◆ Excerto
• • • • • • •

Manoel de Oliveira - Paineis de S. Vicente No Festival de Veneza.



Realizador português mostrou a sua nova curta-metragem sobre a enigmática obra do século XV na secção paralela Horizontes
Com o filme Painéis de São Vicente de Fora, Visão Poética, uma curta-metragem de 16 minutos, encomenda da Fundação de Serralves, que mostrou na secção paralela Horizontes do Festival de Veneza, Manoel de Oliveira faz uma reflexão sobre esta enigmática obra do século XV exposta no Museu Nacional de Arte Antiga.
"A duração não é importante nos filmes. O importante é o argumento. Já cheguei a fazer filmes com mais de quatro horas, como Le Soulier de Satin. Nesta curta- -metragem, que não é um documentário, dei importância à interpretação dos Painéis, encontrando inspiração na actual crise mundial e na crescente desumaniza- ção em que vivemos", declarou Oliveira ao DN.
Para Manoel de Oliveira, que foi aplaudido durante mais de dez minutos antes da projecção, e apresentado por Marco Müller, o director do certame, "o grande mistério destes Painéis reside em não se saber ao certo quem são as personagens nele representadas, porque, se algumas são reconhecíveis, muitas outras não o são".
São Vicente, interpretado por Ricardo Trepa, e o infante D. Henrique, por Diogo Dória, "partilham de um mesmo desejo de justiça, fraternidade e paz entre os povos, fora de questões relacionadas com raça e religião".

• • • • • • •

◆ Informação fornecida
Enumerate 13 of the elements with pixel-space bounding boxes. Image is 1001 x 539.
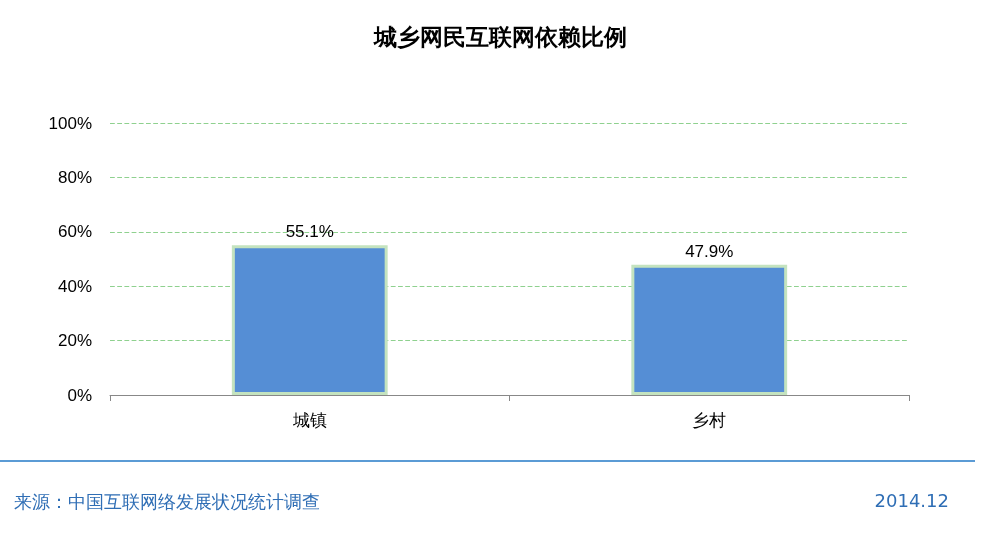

• • • • • • •

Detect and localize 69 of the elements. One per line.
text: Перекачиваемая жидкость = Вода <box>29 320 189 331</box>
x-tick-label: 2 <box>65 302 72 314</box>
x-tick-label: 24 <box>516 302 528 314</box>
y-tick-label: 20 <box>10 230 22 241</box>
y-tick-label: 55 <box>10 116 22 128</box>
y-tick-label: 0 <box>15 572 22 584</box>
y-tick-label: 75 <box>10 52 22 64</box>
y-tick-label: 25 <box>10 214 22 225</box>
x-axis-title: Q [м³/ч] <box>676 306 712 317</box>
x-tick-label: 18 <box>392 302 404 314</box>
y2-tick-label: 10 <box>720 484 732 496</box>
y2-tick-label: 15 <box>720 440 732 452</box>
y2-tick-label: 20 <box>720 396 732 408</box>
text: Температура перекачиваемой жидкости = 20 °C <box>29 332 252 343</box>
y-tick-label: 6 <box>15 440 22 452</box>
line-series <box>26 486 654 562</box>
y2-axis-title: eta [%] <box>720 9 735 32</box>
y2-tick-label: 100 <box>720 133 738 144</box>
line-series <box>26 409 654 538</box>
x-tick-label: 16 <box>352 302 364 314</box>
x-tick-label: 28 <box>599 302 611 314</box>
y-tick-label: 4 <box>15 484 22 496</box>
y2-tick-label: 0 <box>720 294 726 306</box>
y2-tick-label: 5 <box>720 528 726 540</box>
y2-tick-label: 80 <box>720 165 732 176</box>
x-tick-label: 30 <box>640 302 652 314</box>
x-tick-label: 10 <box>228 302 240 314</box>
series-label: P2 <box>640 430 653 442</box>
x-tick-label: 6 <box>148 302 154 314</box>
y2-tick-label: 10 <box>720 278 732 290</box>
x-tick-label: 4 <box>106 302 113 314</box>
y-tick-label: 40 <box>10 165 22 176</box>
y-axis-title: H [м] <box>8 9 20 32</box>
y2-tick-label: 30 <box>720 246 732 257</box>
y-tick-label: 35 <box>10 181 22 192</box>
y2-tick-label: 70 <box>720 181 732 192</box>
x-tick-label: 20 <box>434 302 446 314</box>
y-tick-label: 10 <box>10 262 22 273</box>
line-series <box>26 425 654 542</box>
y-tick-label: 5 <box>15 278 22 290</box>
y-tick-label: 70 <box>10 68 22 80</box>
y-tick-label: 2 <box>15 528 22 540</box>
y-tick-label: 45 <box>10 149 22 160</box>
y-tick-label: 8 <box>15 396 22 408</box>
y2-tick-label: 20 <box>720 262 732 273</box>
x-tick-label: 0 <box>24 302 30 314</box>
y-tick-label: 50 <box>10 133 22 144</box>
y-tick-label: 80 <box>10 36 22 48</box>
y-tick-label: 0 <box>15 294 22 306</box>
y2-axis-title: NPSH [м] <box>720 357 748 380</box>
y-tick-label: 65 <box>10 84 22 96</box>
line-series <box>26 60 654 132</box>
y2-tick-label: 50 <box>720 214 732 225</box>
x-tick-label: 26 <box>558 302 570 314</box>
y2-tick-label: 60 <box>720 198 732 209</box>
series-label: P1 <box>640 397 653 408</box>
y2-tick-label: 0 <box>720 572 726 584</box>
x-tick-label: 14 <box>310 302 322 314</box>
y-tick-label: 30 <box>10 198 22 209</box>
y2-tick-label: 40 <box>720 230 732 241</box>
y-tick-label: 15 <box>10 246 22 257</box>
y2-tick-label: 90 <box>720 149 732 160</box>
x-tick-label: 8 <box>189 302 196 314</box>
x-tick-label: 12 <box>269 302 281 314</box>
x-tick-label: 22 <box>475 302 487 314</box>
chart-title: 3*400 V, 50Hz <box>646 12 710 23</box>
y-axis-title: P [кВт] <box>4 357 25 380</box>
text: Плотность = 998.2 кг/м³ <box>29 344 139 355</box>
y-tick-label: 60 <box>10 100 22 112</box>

• • • • • • •

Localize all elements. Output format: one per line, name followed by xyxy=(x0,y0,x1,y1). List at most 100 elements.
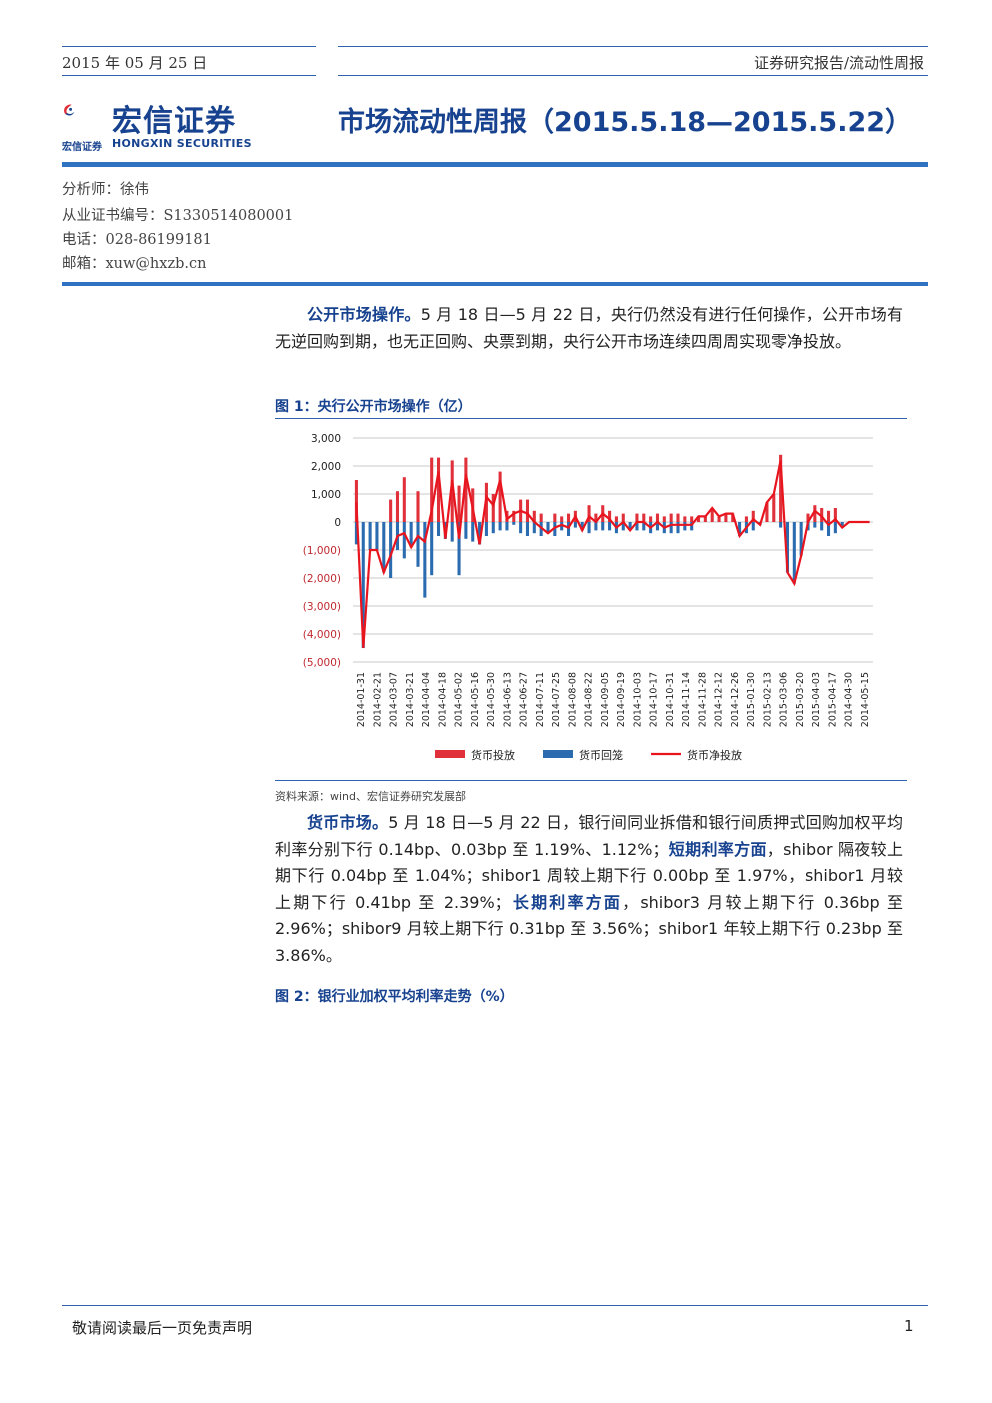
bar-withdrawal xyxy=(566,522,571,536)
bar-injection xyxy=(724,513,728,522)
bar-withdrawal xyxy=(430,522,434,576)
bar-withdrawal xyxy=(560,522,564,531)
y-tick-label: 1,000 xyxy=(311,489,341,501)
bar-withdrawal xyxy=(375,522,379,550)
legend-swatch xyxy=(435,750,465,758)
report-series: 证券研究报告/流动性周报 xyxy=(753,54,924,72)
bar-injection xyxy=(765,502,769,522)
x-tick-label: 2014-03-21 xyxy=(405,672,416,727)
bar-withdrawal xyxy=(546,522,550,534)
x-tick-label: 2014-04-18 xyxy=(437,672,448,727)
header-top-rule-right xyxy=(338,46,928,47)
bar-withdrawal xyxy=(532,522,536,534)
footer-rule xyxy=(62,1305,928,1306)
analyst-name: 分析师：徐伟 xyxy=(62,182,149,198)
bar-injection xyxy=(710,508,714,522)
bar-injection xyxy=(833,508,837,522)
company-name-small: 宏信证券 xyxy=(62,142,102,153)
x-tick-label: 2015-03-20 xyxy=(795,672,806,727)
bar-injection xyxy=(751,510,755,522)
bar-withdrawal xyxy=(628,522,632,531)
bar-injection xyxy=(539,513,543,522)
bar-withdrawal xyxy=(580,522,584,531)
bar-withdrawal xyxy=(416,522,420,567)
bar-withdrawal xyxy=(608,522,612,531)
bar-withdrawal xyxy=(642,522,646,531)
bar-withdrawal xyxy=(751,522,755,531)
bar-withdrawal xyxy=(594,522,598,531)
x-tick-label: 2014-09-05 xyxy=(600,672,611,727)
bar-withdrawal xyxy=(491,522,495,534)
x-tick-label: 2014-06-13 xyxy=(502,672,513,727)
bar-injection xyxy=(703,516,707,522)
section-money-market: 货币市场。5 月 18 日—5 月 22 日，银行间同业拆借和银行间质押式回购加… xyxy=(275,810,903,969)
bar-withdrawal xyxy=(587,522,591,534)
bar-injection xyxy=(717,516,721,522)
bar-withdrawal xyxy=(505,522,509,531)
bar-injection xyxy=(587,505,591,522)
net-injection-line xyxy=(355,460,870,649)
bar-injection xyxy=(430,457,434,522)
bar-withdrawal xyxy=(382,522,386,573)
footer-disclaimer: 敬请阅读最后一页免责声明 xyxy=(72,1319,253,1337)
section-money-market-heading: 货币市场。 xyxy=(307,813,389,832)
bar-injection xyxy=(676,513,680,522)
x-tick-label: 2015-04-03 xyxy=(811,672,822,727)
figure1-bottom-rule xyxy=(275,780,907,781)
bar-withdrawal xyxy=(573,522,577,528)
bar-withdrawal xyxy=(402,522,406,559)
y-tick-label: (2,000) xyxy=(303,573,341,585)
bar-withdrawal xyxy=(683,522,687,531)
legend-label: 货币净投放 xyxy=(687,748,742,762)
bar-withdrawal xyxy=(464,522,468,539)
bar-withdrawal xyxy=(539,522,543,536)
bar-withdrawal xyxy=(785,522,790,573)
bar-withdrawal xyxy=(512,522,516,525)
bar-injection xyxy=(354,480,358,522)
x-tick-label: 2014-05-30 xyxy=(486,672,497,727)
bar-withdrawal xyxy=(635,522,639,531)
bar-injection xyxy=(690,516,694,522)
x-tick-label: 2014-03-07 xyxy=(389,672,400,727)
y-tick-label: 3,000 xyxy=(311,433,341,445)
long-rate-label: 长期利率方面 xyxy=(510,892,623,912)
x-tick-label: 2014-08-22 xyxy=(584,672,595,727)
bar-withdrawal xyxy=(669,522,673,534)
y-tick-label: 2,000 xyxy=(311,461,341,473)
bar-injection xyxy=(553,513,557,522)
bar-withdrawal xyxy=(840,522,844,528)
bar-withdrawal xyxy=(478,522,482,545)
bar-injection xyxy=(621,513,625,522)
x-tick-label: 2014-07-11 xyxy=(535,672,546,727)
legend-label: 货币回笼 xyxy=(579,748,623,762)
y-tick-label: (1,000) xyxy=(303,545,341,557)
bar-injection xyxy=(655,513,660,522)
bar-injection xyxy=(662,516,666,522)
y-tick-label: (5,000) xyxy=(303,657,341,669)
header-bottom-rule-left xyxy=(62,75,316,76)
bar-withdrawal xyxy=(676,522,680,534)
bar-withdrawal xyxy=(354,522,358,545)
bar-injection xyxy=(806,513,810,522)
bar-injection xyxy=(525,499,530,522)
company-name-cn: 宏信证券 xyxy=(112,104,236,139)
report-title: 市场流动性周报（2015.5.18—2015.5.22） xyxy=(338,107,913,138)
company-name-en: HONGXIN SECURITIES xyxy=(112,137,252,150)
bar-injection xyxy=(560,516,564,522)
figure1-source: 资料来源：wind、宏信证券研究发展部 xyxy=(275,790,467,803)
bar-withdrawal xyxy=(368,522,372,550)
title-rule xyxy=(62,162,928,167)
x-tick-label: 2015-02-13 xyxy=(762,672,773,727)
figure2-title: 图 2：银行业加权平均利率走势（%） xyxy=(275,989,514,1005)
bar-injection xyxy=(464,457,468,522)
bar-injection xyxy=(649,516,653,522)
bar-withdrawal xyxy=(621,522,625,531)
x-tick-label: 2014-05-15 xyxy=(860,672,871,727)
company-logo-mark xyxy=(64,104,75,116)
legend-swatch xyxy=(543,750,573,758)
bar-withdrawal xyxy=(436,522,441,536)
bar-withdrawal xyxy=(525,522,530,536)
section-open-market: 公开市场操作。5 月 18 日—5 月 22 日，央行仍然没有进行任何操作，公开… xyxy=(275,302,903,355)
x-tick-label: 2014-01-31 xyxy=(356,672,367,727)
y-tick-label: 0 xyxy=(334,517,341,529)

• • • • • • •

◆ Instruções de trabalho
[1] No excerto sobre a curta-metragem de Manoel de Oliveira, transcreva o trecho que abre com as palavras "Manoel de Oliveira - Paineis" e fecha com "Oliveira ao DN.", trocando "enigmática" por "misteriosa".
[2] Prossiga o excerto sobre a curta-metragem de Manoel de Oliveira a partir da última frase apresentada.

◆ Resultados das tarefas
[1]
Manoel de Oliveira - Paineis de S. Vicente No Festival de Veneza.



Realizador português mostrou a sua nova curta-metragem sobre a misteriosa obra do século XV na secção paralela Horizontes
Com o filme Painéis de São Vicente de Fora, Visão Poética, uma curta-metragem de 16 minutos, encomenda da Fundação de Serralves, que mostrou na secção paralela Horizontes do Festival de Veneza, Manoel de Oliveira faz uma reflexão sobre esta misteriosa obra do século XV exposta no Museu Nacional de Arte Antiga.
"A duração não é importante nos filmes. O importante é o argumento. Já cheguei a fazer filmes com mais de quatro horas, como Le Soulier de Satin. Nesta curta- -metragem, que não é um documentário, dei importância à interpretação dos Painéis, encontrando inspiração na actual crise mundial e na crescente desumaniza- ção em que vivemos", declarou Oliveira ao DN.

[2]
Segundo Oliveira, "os Painéis de São Vicente foram desde sempre reconhecidos como a mais importante representação da sociedade portuguesa da época, quando os navegadores portugueses viajavam pelos oceanos dos cinco continentes, desbravando o planeta e dando a conhecer novos lugares e povos".
"Os Descobrimentos, iniciados por Portugal, permitiram um conhecimento mais completo do mundo, que é a casa de todos nós mas que então permanecia ainda uma incógnita para a humanidade que o habitava", frisou o realizador. "O homem sempre fez tudo para conhecer e dominar o mundo e os seus semelhantes. Mas somente os animais não têm a perversidade da humanidade". E acrescentou, numa nota do seu conhecido pessimismo. "O Velho do Restelo não era pessimista, apenas previu o futuro."
Referindo-se à cena em que as figuras dos Painéis de São Vicente surgem fora do quadro, disse Oliveira: "Hoje talvez seja possível para as personagens conseguirem sair dos Painéis. Mas não há nada de novo no cinema."